=== SUPPLIED RECORDS ===
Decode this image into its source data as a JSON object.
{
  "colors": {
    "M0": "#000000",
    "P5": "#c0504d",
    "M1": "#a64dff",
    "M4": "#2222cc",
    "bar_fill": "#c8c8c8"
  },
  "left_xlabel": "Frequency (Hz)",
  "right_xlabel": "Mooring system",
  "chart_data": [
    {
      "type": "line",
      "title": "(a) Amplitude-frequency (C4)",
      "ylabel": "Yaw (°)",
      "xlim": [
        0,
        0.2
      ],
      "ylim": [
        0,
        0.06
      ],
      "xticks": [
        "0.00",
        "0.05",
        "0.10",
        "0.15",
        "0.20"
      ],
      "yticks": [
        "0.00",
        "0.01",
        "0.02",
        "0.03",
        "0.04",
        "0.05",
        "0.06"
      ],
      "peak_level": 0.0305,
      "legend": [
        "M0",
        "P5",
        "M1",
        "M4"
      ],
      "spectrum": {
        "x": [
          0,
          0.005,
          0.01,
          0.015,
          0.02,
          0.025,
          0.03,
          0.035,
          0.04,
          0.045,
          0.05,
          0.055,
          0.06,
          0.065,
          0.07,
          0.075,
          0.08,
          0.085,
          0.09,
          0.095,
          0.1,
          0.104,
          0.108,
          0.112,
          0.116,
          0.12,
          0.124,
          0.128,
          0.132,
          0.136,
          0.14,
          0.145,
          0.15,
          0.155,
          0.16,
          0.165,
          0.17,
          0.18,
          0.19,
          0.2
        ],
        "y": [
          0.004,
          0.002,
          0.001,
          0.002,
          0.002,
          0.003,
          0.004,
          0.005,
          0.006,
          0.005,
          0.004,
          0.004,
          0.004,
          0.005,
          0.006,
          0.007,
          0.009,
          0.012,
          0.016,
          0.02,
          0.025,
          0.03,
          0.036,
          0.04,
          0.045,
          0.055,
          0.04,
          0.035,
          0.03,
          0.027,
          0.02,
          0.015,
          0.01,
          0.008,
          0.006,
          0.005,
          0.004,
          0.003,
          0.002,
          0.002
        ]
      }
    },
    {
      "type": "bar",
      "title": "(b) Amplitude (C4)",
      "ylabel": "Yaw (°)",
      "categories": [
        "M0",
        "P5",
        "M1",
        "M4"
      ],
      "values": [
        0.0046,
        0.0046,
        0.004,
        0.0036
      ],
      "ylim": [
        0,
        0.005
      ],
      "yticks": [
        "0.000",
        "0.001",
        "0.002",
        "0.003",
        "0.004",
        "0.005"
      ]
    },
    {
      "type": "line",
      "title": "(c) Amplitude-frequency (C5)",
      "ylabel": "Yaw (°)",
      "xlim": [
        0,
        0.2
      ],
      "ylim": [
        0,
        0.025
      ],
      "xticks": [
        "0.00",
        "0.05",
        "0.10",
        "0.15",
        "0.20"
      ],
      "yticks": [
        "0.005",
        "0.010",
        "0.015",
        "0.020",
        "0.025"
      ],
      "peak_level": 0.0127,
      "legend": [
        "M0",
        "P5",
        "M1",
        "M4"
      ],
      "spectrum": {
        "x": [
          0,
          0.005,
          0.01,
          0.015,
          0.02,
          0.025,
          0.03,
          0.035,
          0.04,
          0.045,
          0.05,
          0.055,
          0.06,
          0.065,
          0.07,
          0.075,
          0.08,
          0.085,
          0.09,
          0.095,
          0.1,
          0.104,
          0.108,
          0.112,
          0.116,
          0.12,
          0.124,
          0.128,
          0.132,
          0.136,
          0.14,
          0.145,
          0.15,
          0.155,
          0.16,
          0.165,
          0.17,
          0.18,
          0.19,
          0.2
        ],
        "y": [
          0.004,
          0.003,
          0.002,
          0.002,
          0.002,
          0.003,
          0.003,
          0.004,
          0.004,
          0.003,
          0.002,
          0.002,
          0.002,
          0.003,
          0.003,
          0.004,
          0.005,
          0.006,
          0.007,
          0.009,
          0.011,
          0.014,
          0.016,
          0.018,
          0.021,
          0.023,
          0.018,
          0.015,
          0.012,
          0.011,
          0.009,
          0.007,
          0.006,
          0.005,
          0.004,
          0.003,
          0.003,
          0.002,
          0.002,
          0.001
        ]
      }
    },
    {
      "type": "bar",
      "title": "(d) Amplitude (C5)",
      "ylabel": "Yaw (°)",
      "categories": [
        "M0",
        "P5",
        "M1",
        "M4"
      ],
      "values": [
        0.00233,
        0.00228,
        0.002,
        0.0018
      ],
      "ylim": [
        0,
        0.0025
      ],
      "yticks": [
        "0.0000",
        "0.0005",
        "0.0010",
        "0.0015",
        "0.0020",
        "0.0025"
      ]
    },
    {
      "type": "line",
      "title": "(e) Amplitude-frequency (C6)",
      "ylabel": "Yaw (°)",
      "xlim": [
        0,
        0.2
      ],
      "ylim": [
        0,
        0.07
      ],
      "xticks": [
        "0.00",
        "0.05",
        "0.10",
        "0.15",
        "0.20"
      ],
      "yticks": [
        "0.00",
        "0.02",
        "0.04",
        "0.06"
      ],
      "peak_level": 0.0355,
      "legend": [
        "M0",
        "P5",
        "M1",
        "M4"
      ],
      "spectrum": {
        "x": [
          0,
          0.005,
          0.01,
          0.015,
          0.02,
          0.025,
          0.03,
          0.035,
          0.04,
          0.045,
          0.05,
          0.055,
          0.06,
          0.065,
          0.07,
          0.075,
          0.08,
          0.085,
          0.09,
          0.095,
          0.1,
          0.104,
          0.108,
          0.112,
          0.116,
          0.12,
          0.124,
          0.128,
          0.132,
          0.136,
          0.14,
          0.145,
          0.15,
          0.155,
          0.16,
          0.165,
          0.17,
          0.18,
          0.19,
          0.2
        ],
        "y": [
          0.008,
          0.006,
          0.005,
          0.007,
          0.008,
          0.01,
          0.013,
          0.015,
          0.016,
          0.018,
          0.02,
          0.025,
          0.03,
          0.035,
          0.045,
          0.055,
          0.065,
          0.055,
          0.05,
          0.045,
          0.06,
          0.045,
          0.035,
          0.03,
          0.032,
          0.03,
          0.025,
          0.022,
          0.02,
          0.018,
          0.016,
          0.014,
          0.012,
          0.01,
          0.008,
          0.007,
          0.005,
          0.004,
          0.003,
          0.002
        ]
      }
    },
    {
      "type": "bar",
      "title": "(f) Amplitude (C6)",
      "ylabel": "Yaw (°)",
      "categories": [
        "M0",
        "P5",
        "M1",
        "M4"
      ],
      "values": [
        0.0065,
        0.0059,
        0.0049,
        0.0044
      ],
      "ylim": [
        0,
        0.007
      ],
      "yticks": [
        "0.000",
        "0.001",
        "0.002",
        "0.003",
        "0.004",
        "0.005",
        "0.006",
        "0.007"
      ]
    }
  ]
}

=== EXERCISE BRIEF ===
All of the entries need to be reproduced exactly; please write them out.

=== RESULT FOR THIS TASK ===
Decode this image into its source data as a JSON object.
{
  "colors": {
    "M0": "#000000",
    "P5": "#c0504d",
    "M1": "#a64dff",
    "M4": "#2222cc",
    "bar_fill": "#c8c8c8"
  },
  "left_xlabel": "Frequency (Hz)",
  "right_xlabel": "Mooring system",
  "chart_data": [
    {
      "type": "line",
      "title": "(a) Amplitude-frequency (C4)",
      "ylabel": "Yaw (°)",
      "xlim": [
        0,
        0.2
      ],
      "ylim": [
        0,
        0.06
      ],
      "xticks": [
        "0.00",
        "0.05",
        "0.10",
        "0.15",
        "0.20"
      ],
      "yticks": [
        "0.00",
        "0.01",
        "0.02",
        "0.03",
        "0.04",
        "0.05",
        "0.06"
      ],
      "peak_level": 0.0305,
      "legend": [
        "M0",
        "P5",
        "M1",
        "M4"
      ],
      "spectrum": {
        "x": [
          0,
          0.005,
          0.01,
          0.015,
          0.02,
          0.025,
          0.03,
          0.035,
          0.04,
          0.045,
          0.05,
          0.055,
          0.06,
          0.065,
          0.07,
          0.075,
          0.08,
          0.085,
          0.09,
          0.095,
          0.1,
          0.104,
          0.108,
          0.112,
          0.116,
          0.12,
          0.124,
          0.128,
          0.132,
          0.136,
          0.14,
          0.145,
          0.15,
          0.155,
          0.16,
          0.165,
          0.17,
          0.18,
          0.19,
          0.2
        ],
        "y": [
          0.004,
          0.002,
          0.001,
          0.002,
          0.002,
          0.003,
          0.004,
          0.005,
          0.006,
          0.005,
          0.004,
          0.004,
          0.004,
          0.005,
          0.006,
          0.007,
          0.009,
          0.012,
          0.016,
          0.02,
          0.025,
          0.03,
          0.036,
          0.04,
          0.045,
          0.055,
          0.04,
          0.035,
          0.03,
          0.027,
          0.02,
          0.015,
          0.01,
          0.008,
          0.006,
          0.005,
          0.004,
          0.003,
          0.002,
          0.002
        ]
      }
    },
    {
      "type": "bar",
      "title": "(b) Amplitude (C4)",
      "ylabel": "Yaw (°)",
      "categories": [
        "M0",
        "P5",
        "M1",
        "M4"
      ],
      "values": [
        0.0046,
        0.0046,
        0.004,
        0.0036
      ],
      "ylim": [
        0,
        0.005
      ],
      "yticks": [
        "0.000",
        "0.001",
        "0.002",
        "0.003",
        "0.004",
        "0.005"
      ]
    },
    {
      "type": "line",
      "title": "(c) Amplitude-frequency (C5)",
      "ylabel": "Yaw (°)",
      "xlim": [
        0,
        0.2
      ],
      "ylim": [
        0,
        0.025
      ],
      "xticks": [
        "0.00",
        "0.05",
        "0.10",
        "0.15",
        "0.20"
      ],
      "yticks": [
        "0.005",
        "0.010",
        "0.015",
        "0.020",
        "0.025"
      ],
      "peak_level": 0.0127,
      "legend": [
        "M0",
        "P5",
        "M1",
        "M4"
      ],
      "spectrum": {
        "x": [
          0,
          0.005,
          0.01,
          0.015,
          0.02,
          0.025,
          0.03,
          0.035,
          0.04,
          0.045,
          0.05,
          0.055,
          0.06,
          0.065,
          0.07,
          0.075,
          0.08,
          0.085,
          0.09,
          0.095,
          0.1,
          0.104,
          0.108,
          0.112,
          0.116,
          0.12,
          0.124,
          0.128,
          0.132,
          0.136,
          0.14,
          0.145,
          0.15,
          0.155,
          0.16,
          0.165,
          0.17,
          0.18,
          0.19,
          0.2
        ],
        "y": [
          0.004,
          0.003,
          0.002,
          0.002,
          0.002,
          0.003,
          0.003,
          0.004,
          0.004,
          0.003,
          0.002,
          0.002,
          0.002,
          0.003,
          0.003,
          0.004,
          0.005,
          0.006,
          0.007,
          0.009,
          0.011,
          0.014,
          0.016,
          0.018,
          0.021,
          0.023,
          0.018,
          0.015,
          0.012,
          0.011,
          0.009,
          0.007,
          0.006,
          0.005,
          0.004,
          0.003,
          0.003,
          0.002,
          0.002,
          0.001
        ]
      }
    },
    {
      "type": "bar",
      "title": "(d) Amplitude (C5)",
      "ylabel": "Yaw (°)",
      "categories": [
        "M0",
        "P5",
        "M1",
        "M4"
      ],
      "values": [
        0.00233,
        0.00228,
        0.002,
        0.0018
      ],
      "ylim": [
        0,
        0.0025
      ],
      "yticks": [
        "0.0000",
        "0.0005",
        "0.0010",
        "0.0015",
        "0.0020",
        "0.0025"
      ]
    },
    {
      "type": "line",
      "title": "(e) Amplitude-frequency (C6)",
      "ylabel": "Yaw (°)",
      "xlim": [
        0,
        0.2
      ],
      "ylim": [
        0,
        0.07
      ],
      "xticks": [
        "0.00",
        "0.05",
        "0.10",
        "0.15",
        "0.20"
      ],
      "yticks": [
        "0.00",
        "0.02",
        "0.04",
        "0.06"
      ],
      "peak_level": 0.0355,
      "legend": [
        "M0",
        "P5",
        "M1",
        "M4"
      ],
      "spectrum": {
        "x": [
          0,
          0.005,
          0.01,
          0.015,
          0.02,
          0.025,
          0.03,
          0.035,
          0.04,
          0.045,
          0.05,
          0.055,
          0.06,
          0.065,
          0.07,
          0.075,
          0.08,
          0.085,
          0.09,
          0.095,
          0.1,
          0.104,
          0.108,
          0.112,
          0.116,
          0.12,
          0.124,
          0.128,
          0.132,
          0.136,
          0.14,
          0.145,
          0.15,
          0.155,
          0.16,
          0.165,
          0.17,
          0.18,
          0.19,
          0.2
        ],
        "y": [
          0.008,
          0.006,
          0.005,
          0.007,
          0.008,
          0.01,
          0.013,
          0.015,
          0.016,
          0.018,
          0.02,
          0.025,
          0.03,
          0.035,
          0.045,
          0.055,
          0.065,
          0.055,
          0.05,
          0.045,
          0.06,
          0.045,
          0.035,
          0.03,
          0.032,
          0.03,
          0.025,
          0.022,
          0.02,
          0.018,
          0.016,
          0.014,
          0.012,
          0.01,
          0.008,
          0.007,
          0.005,
          0.004,
          0.003,
          0.002
        ]
      }
    },
    {
      "type": "bar",
      "title": "(f) Amplitude (C6)",
      "ylabel": "Yaw (°)",
      "categories": [
        "M0",
        "P5",
        "M1",
        "M4"
      ],
      "values": [
        0.0065,
        0.0059,
        0.0049,
        0.0044
      ],
      "ylim": [
        0,
        0.007
      ],
      "yticks": [
        "0.000",
        "0.001",
        "0.002",
        "0.003",
        "0.004",
        "0.005",
        "0.006",
        "0.007"
      ]
    }
  ]
}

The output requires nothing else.